— START Records supplied —

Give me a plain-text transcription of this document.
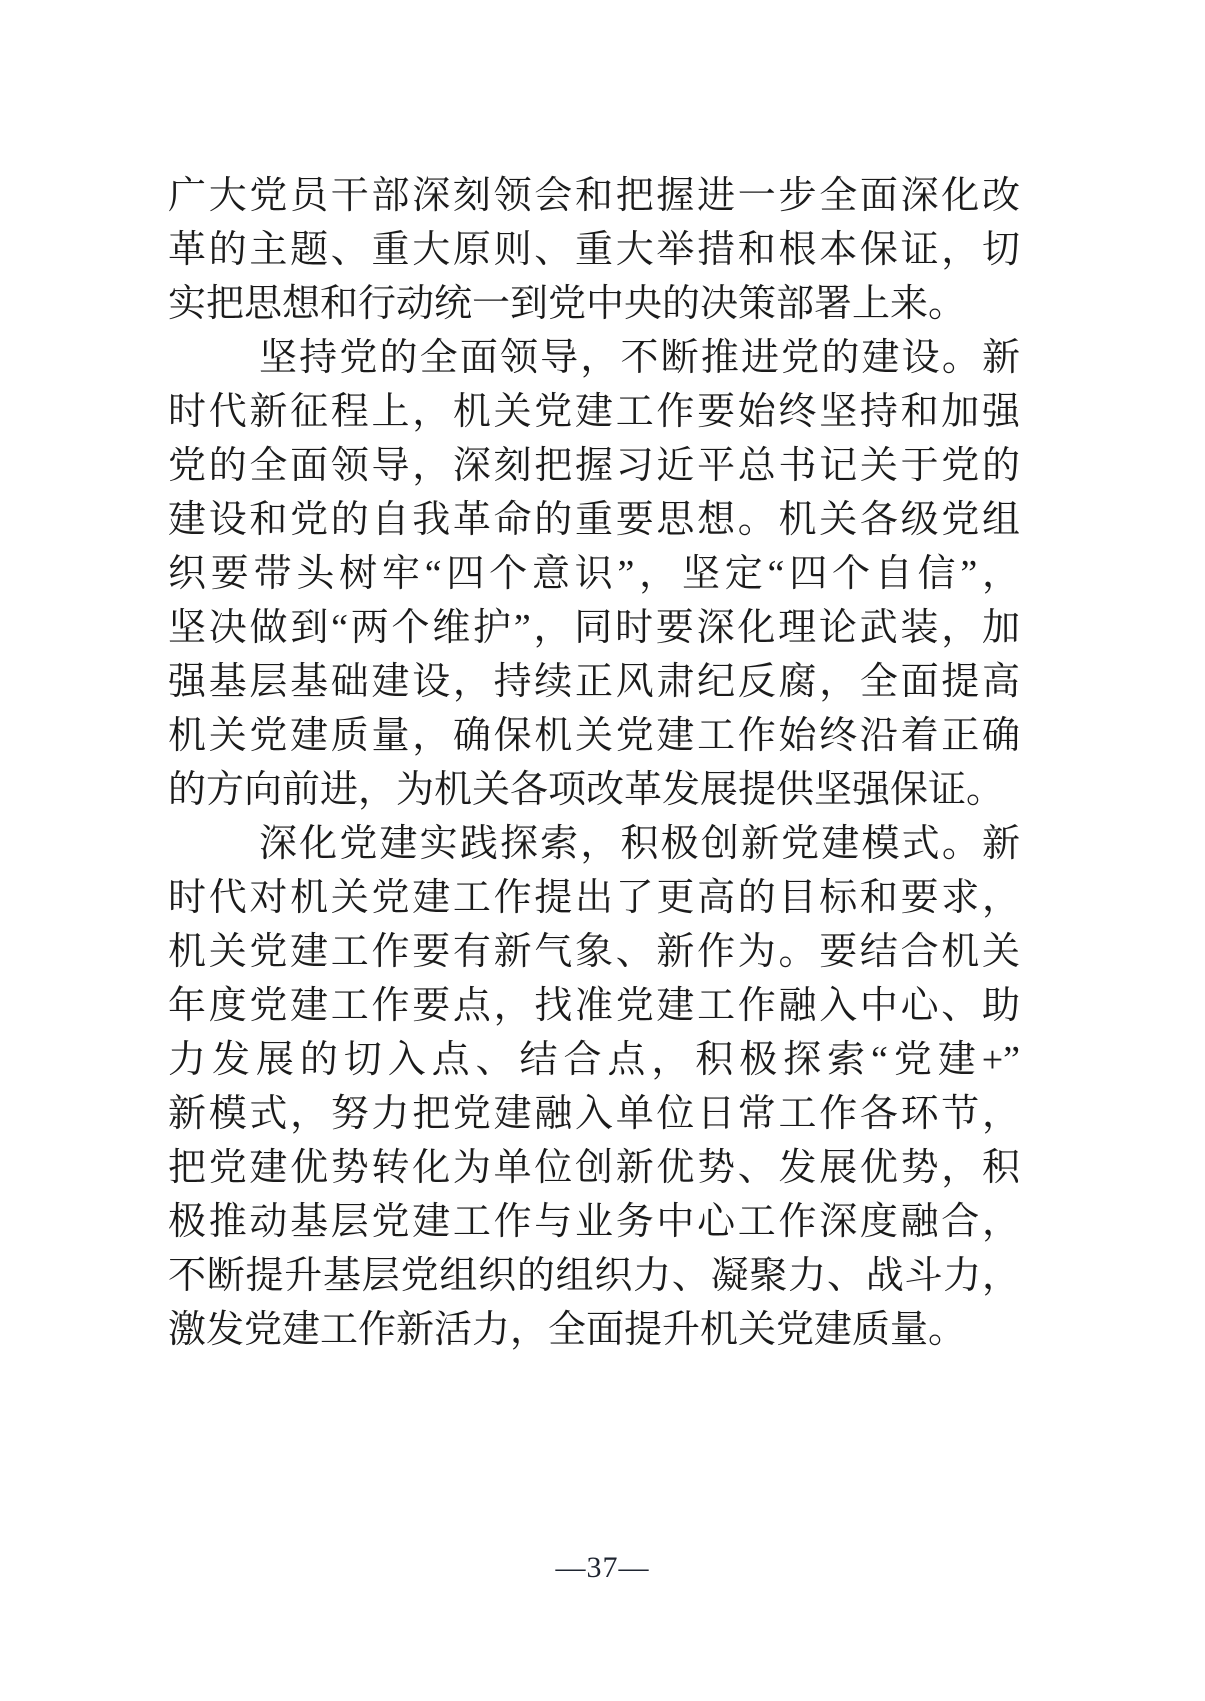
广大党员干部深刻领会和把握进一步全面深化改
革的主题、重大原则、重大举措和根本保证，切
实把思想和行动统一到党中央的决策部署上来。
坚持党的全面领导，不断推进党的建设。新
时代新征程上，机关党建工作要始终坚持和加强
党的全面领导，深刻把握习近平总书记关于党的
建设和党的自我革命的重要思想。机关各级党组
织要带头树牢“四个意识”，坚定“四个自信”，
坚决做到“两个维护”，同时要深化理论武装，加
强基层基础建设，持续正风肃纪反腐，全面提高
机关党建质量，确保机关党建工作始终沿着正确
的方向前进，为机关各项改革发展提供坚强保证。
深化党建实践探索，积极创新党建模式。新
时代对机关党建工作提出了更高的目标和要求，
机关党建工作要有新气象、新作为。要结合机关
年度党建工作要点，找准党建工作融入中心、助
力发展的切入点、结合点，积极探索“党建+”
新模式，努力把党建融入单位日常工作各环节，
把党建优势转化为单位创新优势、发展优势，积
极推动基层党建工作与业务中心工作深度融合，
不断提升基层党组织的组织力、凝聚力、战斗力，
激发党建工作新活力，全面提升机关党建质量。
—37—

— END Records supplied —
— START Records supplied —

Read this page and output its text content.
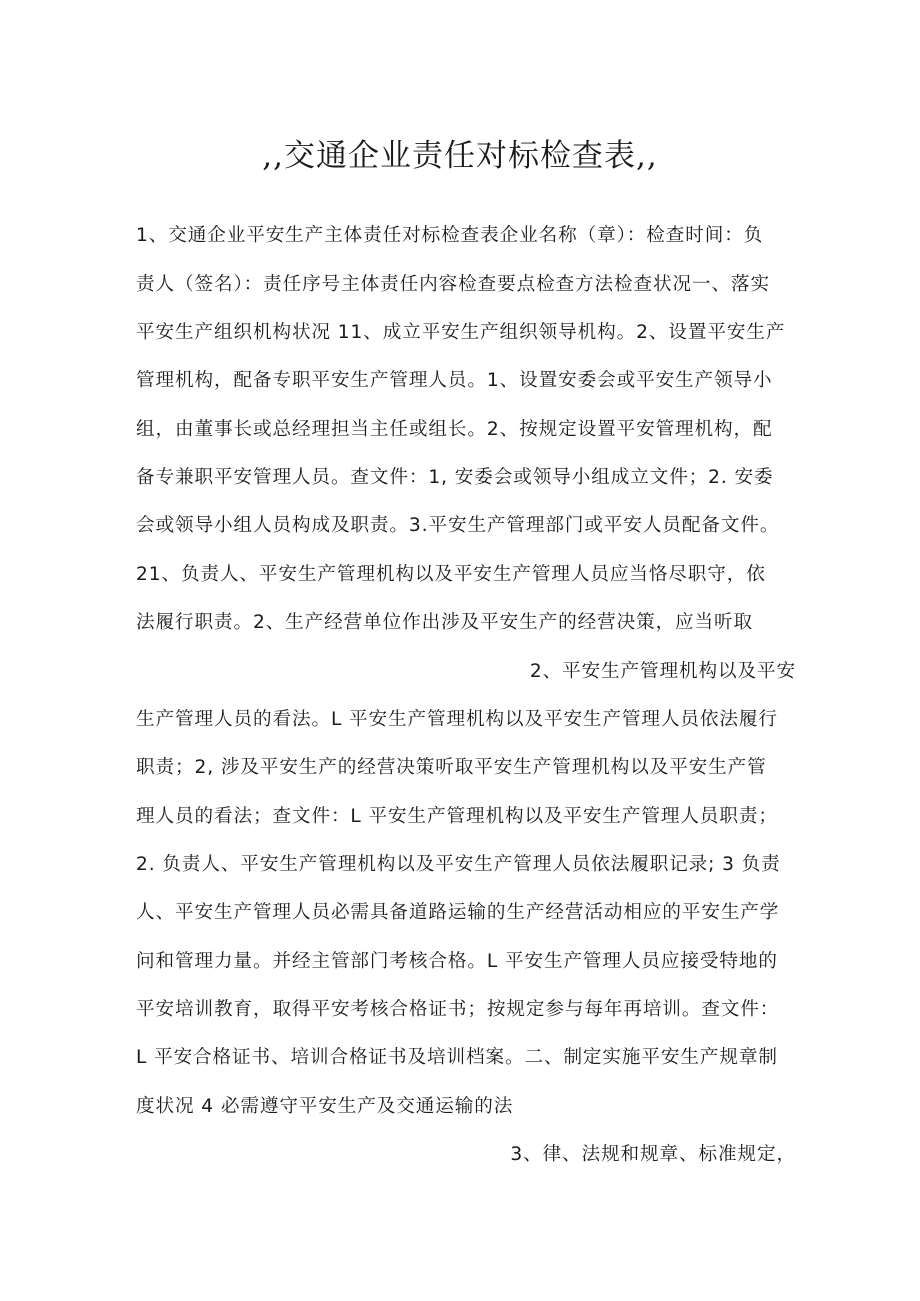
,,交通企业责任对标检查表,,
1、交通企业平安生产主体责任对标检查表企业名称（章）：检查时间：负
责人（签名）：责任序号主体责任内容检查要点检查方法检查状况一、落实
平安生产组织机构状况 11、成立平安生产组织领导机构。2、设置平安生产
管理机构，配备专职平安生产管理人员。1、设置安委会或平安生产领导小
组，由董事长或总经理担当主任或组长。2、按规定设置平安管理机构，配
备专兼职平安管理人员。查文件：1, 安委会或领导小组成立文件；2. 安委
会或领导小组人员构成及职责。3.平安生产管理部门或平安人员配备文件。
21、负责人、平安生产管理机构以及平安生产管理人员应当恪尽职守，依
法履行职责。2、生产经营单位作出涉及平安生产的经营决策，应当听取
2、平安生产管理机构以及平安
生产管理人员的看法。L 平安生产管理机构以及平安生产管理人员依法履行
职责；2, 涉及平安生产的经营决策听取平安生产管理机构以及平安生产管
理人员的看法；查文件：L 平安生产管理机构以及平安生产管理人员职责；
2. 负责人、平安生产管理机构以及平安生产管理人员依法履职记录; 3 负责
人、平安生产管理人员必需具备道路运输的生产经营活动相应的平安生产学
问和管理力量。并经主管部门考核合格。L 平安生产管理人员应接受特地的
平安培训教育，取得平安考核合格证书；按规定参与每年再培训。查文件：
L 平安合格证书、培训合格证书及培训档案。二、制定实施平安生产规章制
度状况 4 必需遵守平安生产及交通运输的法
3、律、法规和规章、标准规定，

— END Records supplied —
— START Records supplied —

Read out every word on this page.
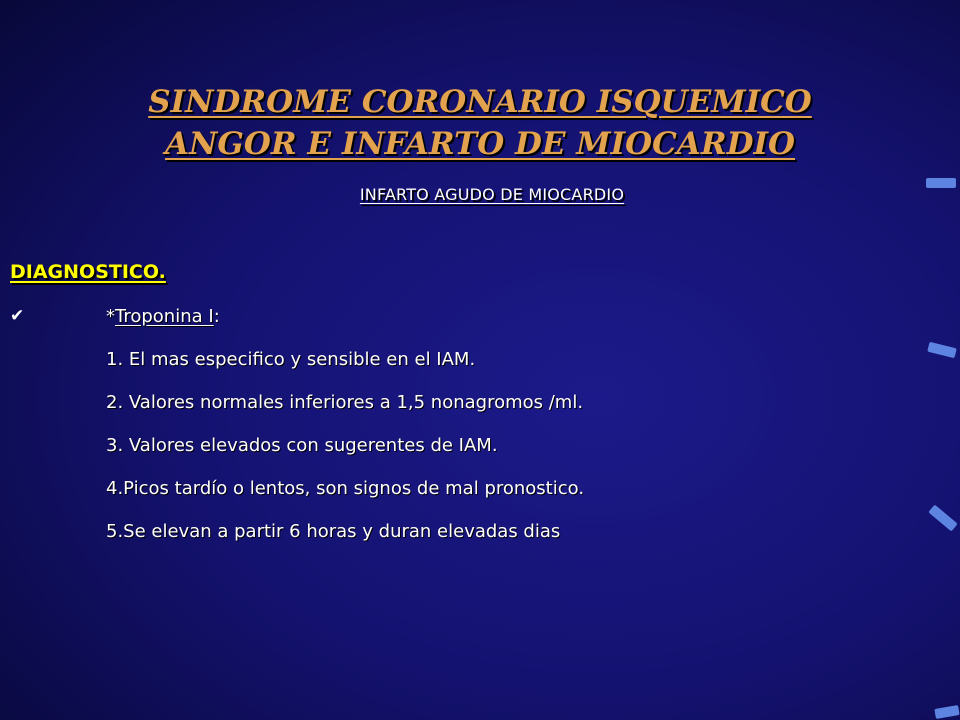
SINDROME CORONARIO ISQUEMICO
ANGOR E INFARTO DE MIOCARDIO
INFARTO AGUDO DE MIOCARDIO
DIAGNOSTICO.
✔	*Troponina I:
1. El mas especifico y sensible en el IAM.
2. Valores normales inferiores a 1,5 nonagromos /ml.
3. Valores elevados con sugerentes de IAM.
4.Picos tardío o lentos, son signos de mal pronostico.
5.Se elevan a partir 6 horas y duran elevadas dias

— END Records supplied —

● **Task description**: Each line above that holds the string "MIOCARDIO" should be copied and shown.

● **Complete response**:
ANGOR E INFARTO DE MIOCARDIO
INFARTO AGUDO DE MIOCARDIO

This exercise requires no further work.